What you should do: Lines containing the word "Disconnection" are to be located and copied.

Data provided:

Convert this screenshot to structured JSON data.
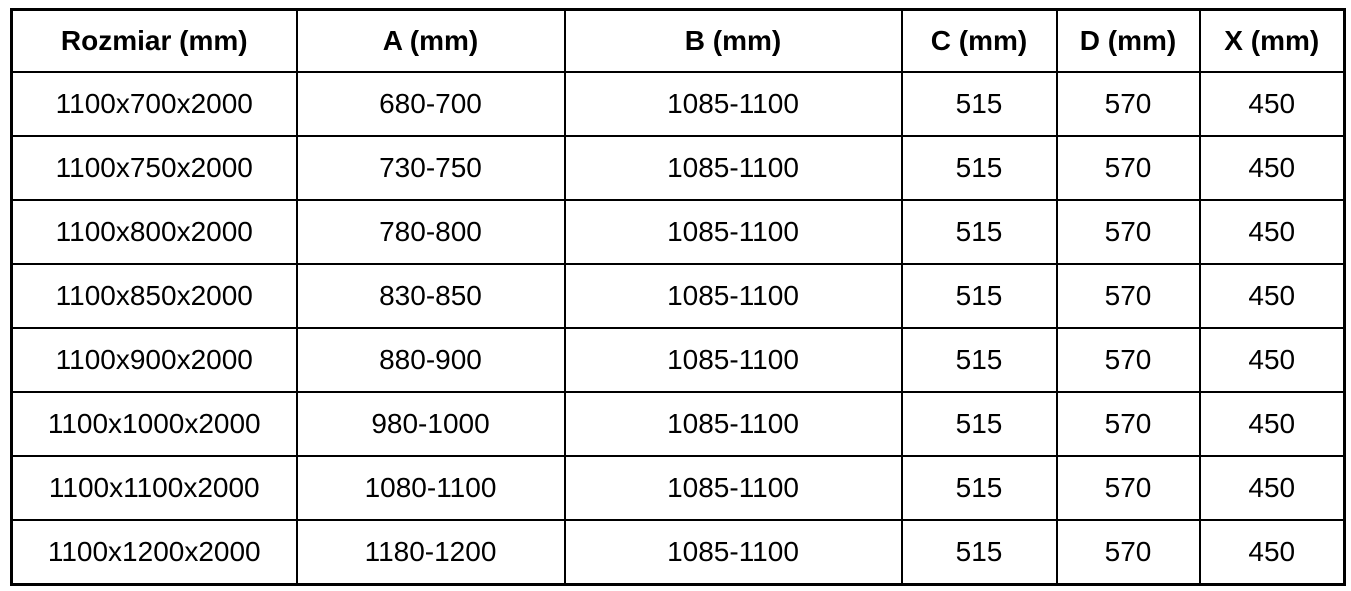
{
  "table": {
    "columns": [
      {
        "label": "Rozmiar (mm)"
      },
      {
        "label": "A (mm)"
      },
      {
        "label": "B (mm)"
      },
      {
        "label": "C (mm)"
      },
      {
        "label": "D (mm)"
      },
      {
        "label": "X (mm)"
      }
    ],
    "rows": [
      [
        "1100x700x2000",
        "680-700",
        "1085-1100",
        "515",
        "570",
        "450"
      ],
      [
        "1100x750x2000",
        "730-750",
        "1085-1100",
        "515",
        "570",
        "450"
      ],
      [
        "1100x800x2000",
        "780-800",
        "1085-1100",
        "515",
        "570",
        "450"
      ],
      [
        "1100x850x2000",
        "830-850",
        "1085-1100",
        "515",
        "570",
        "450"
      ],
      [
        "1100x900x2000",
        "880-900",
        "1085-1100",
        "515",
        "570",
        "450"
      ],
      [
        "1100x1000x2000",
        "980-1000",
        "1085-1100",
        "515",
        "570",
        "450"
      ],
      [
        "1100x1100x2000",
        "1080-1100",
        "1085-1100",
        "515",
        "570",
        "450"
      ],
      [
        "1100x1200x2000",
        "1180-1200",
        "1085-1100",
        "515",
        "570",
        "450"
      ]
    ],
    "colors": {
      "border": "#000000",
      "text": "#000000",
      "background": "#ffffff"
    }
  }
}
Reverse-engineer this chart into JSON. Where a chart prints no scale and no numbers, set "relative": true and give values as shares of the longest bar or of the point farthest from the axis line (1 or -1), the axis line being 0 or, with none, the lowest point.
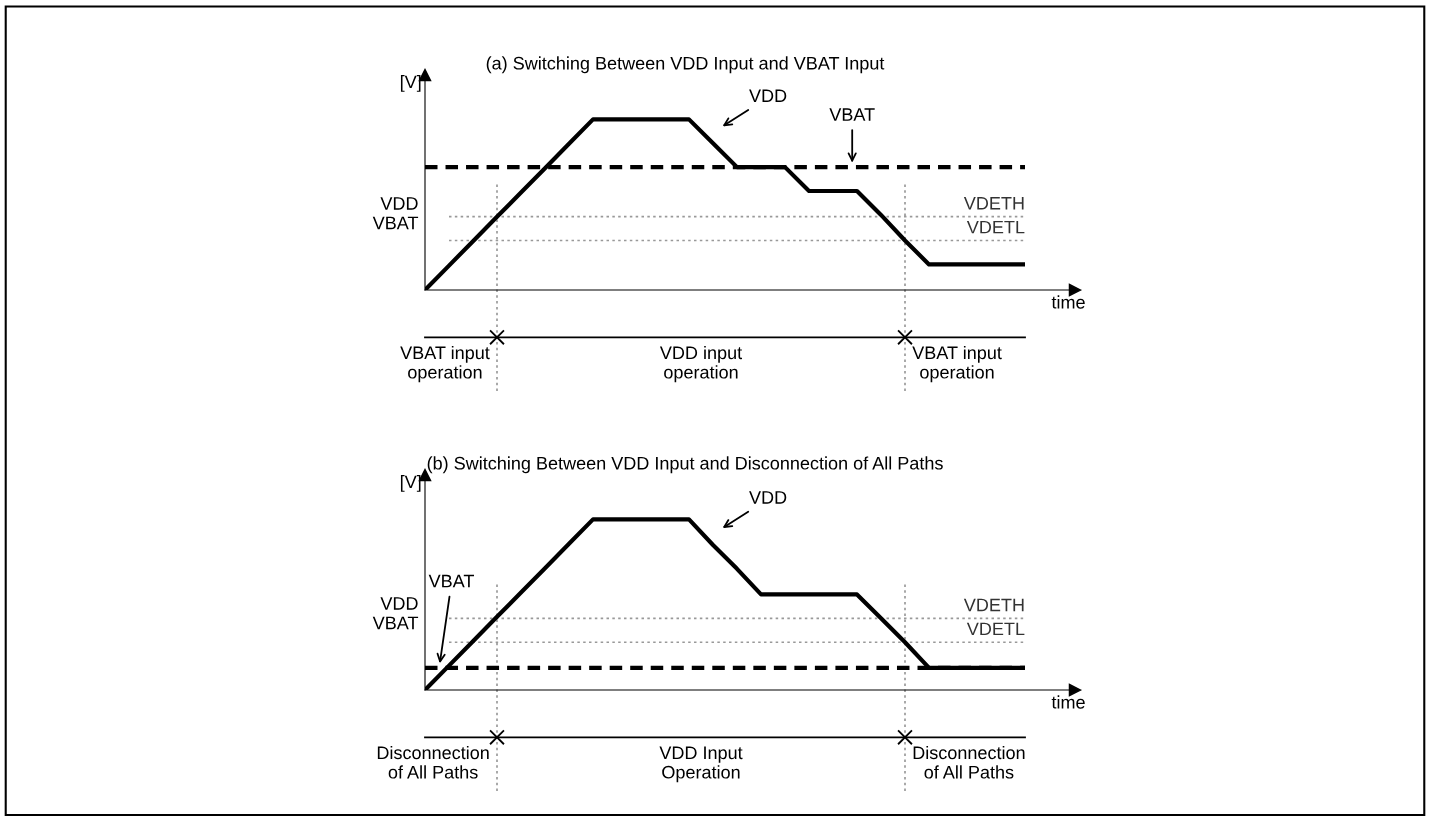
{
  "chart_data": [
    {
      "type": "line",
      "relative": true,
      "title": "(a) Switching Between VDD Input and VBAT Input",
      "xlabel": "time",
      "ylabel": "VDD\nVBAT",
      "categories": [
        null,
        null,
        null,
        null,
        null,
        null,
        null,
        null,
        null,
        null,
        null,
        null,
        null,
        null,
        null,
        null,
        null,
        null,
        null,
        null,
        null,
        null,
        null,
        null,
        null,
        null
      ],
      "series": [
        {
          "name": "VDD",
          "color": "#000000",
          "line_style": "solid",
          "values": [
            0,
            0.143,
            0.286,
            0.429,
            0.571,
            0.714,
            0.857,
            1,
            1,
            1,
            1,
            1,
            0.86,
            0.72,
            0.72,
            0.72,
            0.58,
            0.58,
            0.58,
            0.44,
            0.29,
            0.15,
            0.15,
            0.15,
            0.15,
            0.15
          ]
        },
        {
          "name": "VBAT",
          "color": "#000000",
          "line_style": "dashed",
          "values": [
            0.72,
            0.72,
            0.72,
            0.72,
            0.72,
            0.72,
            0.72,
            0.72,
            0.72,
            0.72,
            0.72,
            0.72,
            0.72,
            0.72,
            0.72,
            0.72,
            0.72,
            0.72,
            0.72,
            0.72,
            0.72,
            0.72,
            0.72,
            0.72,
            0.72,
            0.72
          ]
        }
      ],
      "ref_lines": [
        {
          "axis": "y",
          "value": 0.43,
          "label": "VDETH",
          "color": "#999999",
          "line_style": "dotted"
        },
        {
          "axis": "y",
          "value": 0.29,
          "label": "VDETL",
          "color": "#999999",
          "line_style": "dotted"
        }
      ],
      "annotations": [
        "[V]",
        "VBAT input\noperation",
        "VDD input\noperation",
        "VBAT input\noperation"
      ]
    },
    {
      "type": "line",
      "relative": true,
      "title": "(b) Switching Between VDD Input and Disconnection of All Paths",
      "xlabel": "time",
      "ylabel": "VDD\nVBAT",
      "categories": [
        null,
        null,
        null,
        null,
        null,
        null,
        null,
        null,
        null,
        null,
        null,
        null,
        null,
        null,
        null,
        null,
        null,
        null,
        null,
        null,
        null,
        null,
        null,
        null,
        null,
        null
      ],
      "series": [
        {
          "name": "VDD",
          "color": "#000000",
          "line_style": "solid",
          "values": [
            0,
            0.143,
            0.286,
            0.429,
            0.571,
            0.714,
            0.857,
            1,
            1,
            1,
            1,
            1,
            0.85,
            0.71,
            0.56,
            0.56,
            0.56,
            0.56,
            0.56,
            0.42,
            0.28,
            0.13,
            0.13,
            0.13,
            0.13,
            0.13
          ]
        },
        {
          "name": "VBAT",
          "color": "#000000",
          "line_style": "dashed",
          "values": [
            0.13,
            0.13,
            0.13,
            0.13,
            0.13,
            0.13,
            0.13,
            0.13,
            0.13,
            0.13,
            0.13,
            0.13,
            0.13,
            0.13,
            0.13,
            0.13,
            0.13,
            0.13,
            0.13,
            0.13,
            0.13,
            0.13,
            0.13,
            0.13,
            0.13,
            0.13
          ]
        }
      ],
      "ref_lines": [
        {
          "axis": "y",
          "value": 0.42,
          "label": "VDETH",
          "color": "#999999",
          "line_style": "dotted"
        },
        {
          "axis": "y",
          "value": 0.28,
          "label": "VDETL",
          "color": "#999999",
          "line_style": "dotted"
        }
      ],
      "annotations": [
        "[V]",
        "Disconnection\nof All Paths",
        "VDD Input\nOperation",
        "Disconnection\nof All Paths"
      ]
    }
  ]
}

* * *

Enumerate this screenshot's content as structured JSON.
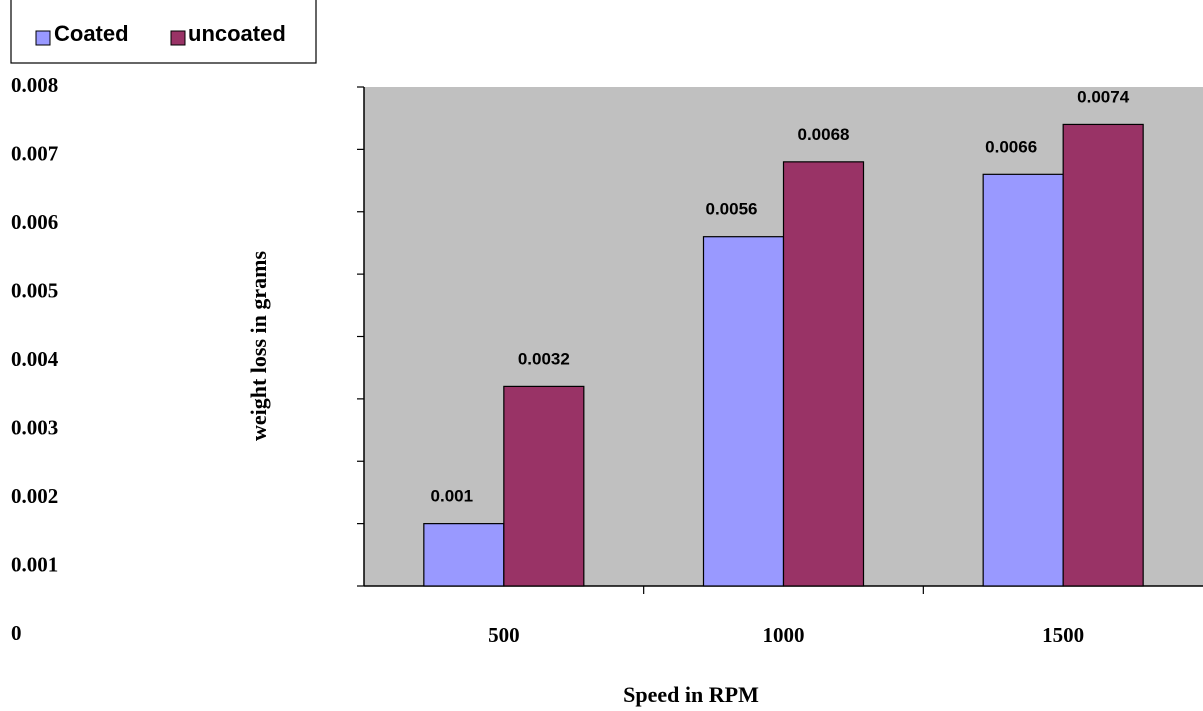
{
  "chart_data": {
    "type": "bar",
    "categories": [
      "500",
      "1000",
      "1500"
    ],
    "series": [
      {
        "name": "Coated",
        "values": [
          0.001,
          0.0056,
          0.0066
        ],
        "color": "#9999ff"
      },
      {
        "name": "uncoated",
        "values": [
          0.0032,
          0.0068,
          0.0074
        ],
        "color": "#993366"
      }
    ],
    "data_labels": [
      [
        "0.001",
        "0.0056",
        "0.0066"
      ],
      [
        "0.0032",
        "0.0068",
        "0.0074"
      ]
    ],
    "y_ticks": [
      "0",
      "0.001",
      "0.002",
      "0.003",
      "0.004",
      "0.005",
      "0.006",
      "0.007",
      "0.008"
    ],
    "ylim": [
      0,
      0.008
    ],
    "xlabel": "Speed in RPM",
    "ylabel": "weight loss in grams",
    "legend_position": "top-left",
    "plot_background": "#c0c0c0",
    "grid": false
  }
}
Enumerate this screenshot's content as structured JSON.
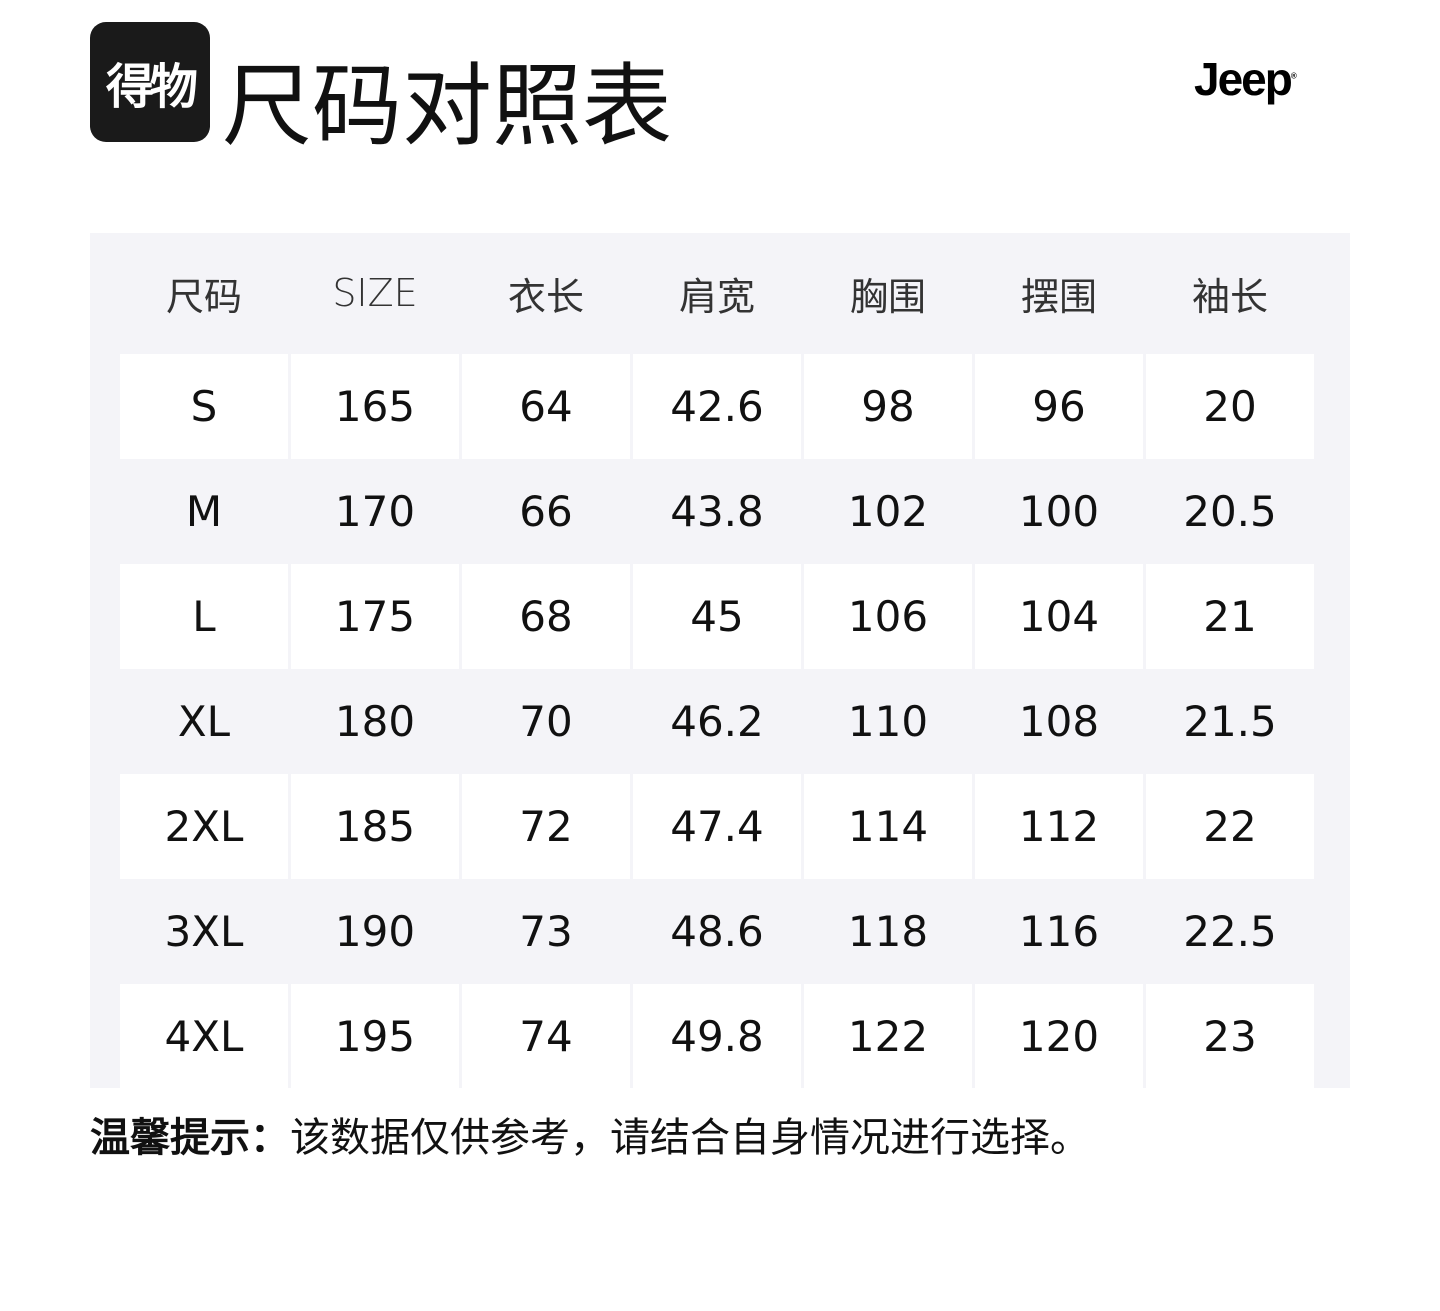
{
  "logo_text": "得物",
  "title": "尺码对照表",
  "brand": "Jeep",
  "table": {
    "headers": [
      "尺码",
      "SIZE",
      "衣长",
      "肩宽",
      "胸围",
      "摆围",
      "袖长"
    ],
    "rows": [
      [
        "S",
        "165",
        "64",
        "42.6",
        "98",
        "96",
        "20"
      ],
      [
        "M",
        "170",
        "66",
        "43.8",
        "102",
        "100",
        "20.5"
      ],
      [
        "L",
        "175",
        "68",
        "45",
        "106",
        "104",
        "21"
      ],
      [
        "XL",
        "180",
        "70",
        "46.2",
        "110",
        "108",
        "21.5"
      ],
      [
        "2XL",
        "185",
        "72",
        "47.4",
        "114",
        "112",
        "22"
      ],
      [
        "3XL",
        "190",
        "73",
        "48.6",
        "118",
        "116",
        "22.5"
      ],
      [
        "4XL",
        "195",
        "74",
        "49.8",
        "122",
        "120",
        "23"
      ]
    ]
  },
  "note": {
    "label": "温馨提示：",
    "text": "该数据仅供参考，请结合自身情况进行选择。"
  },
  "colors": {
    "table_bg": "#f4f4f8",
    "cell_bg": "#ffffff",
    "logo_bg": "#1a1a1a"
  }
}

Written response:
      "title": "(b) Switching Between VDD Input and Disconnection of All Paths",
        "Disconnection\nof All Paths",
        "Disconnection\nof All Paths"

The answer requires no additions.